Increased hepcidin expression in colorectal carcinogenesis

Abstract

Aim: To investigate whether the iron stores regulator hepcidin is implicated in colon cancer-associated anaemia and whether it might have a role in colorectal carcinogenesis.

Methods: Mass spectrometry (MALDI-TOF MS and SELDI-TOF MS) was employed to measure hepcidin in urine collected from 56 patients with colorectal cancer. Quantitative Real Time RT-PCR was utilised to determine hepcidin mRNA expression in colorectal cancer tissue. Hepcidin cellular localisation was determined using immunohistochemistry.

Results: We demonstrate that whilst urinary hepcidin expression was not correlated with anaemia it was positively associated with increasing T-stage of colorectal cancer (P<0.05). Furthermore, we report that hepcidin mRNA is expressed in 34% of colorectal cancer tissue specimens and was correlated with ferroportin repression. This was supported by hepcidin immunoreactivity in colorectal cancer tissue.

Conclusion: We demonstrate that systemic hepcidin expression is unlikely to be the cause of the systemic anaemia associated with colorectal cancer. However, we demonstrate for the first time that hepcidin is expressed by colorectal cancer tissue and that this may represent a novel oncogenic signalling mechanism.

Figures

Figure 1

Validation of hepcidin expression in urine by MALDI-TOF MS. A: (a) A human urine specimen showing the two dominant forms of hepcidin; hepcidin 20 (m/z 2195.3) and hepcidin 25 (m/z 2793.8). In addition the degradation product of hepcidin 25 hepcidin 22 could also be detected by MALDI-TOF MS (m/z 2440.5); (b) A human urine specimen completely devoid of hepcidin which when spiked with synthetic hepcidin 25 clearly shows a detectable peak at 2795.4 (c); B: Synthetic hepcidin was spiked into a low hepcidin containing urine sample at concentrations between 0-80 ng/mL and analysed by MALDI-TOF MS followed by analysis of the hepcidin 25 peak intensity.

Figure 2

Hepcidin expression is associated with T-stage of colorectal cancer. Expression of hepcidin 20 (m/z 2195) and 25 (m/z 2793) was determined in urine samples of 56 colorectal cancer patients by MALDI-TOF MS, before and after desalting with desalting beads (Desalting MALDI-TOF MS), and SELDI-TOF MS and analysed with respect to T-stage. Expression of hepcidin 20 was not altered with T-stage by any of the three techniques. However, all three techniques demonstrated a significant increase in hepcidin 25 expression in T4 cancers compared to T1. Statistical significance compared to T1 (aP < 0.05); Statistical significance compared to preceding T-stage (cP < 0.05). Error bars denote 2 SEM.

**REQUIRED ACTIONS:**
1. In the abstract on hepcidin and colorectal cancer, what finding led the authors to conclude that systemic hepcidin is unlikely to cause colorectal cancer-associated anaemia?
2. Quote the abstract on hepcidin and colorectal cancer from "Aim: To investigate" to "in colorectal carcinogenesis.".

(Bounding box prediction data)
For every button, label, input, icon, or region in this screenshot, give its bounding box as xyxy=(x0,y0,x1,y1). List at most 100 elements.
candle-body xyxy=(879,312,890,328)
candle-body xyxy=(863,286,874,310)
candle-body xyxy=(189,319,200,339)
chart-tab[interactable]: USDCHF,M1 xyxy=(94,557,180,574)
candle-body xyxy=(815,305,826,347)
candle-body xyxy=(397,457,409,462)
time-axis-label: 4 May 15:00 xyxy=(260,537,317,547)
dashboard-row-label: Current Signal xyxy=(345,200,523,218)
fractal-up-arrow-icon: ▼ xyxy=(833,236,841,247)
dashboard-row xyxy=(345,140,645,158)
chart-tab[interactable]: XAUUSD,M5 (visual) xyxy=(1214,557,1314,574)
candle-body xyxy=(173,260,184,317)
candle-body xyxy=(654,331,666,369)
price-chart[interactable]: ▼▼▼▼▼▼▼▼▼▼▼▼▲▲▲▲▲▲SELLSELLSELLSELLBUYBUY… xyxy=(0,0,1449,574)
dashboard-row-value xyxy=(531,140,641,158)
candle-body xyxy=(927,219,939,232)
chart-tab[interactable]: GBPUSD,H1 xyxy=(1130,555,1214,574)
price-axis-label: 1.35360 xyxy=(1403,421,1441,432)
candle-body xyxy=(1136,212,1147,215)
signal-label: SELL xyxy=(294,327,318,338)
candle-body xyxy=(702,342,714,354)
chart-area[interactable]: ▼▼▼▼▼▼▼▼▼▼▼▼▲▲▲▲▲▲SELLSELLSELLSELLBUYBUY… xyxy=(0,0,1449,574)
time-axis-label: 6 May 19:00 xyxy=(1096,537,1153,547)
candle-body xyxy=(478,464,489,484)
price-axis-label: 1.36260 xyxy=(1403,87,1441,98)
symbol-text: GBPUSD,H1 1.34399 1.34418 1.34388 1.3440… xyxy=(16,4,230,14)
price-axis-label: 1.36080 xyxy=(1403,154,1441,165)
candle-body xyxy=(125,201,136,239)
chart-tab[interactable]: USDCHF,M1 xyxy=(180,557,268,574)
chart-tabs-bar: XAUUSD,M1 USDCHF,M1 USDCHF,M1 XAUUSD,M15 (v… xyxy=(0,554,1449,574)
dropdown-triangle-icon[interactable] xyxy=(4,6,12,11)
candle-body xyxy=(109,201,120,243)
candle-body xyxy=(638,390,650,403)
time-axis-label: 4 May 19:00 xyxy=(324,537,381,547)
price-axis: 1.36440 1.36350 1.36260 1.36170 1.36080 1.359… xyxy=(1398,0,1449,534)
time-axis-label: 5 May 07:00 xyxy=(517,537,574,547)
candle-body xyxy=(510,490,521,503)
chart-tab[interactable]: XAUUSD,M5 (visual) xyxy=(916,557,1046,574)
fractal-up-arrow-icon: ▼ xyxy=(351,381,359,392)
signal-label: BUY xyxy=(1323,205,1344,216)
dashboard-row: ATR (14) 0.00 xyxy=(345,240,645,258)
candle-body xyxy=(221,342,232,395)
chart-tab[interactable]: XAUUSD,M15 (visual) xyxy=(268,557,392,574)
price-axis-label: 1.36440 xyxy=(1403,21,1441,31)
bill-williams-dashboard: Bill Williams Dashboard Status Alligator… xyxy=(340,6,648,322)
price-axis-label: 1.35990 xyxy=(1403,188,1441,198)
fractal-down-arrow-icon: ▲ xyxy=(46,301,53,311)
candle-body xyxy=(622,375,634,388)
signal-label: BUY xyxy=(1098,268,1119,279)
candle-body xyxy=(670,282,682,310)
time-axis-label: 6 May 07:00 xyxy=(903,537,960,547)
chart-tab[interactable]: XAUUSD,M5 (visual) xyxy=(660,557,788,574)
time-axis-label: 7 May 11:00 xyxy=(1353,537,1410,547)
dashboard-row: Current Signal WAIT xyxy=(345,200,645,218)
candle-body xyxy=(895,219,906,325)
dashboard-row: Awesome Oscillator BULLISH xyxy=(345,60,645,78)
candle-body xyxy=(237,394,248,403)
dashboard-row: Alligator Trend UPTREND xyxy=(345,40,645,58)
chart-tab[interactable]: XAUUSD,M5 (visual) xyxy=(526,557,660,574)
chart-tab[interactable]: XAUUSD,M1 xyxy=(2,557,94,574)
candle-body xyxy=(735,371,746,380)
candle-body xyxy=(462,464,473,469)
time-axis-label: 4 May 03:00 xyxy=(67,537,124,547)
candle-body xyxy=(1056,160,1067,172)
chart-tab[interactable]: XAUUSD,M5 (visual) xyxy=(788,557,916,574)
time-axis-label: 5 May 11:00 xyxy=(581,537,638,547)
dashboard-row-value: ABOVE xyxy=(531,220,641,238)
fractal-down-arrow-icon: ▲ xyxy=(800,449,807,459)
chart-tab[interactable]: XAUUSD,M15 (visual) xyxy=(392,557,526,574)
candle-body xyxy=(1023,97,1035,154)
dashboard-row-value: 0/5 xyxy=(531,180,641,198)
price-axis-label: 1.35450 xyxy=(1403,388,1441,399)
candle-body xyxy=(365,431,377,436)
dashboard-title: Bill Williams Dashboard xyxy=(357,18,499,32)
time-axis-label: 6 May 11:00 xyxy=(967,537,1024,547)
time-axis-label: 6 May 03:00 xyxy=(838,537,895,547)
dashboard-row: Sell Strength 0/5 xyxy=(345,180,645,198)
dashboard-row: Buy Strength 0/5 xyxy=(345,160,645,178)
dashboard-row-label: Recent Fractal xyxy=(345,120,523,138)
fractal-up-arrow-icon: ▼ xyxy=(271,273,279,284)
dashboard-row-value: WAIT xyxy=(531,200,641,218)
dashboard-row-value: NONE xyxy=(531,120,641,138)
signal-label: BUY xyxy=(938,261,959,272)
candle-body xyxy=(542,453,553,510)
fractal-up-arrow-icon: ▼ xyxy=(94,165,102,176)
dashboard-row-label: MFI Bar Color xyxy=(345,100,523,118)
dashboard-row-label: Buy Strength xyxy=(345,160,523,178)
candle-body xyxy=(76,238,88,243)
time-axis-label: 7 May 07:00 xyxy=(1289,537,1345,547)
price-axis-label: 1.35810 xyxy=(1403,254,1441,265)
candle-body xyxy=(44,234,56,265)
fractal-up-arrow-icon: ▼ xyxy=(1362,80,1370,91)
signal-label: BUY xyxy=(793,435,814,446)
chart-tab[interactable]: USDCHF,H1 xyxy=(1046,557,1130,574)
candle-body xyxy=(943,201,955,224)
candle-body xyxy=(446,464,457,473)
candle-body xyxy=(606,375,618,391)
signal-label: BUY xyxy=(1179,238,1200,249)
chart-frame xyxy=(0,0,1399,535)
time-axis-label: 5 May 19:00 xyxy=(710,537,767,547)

**RESPONSES:**
1. Urinary hepcidin expression in the 56 patients was not correlated with anaemia. For this reason, the authors concluded that systemic hepcidin expression is unlikely to be the cause of the systemic anaemia linked to colorectal cancer.

2.
Aim: To investigate whether the iron stores regulator hepcidin is implicated in colon cancer-associated anaemia and whether it might have a role in colorectal carcinogenesis.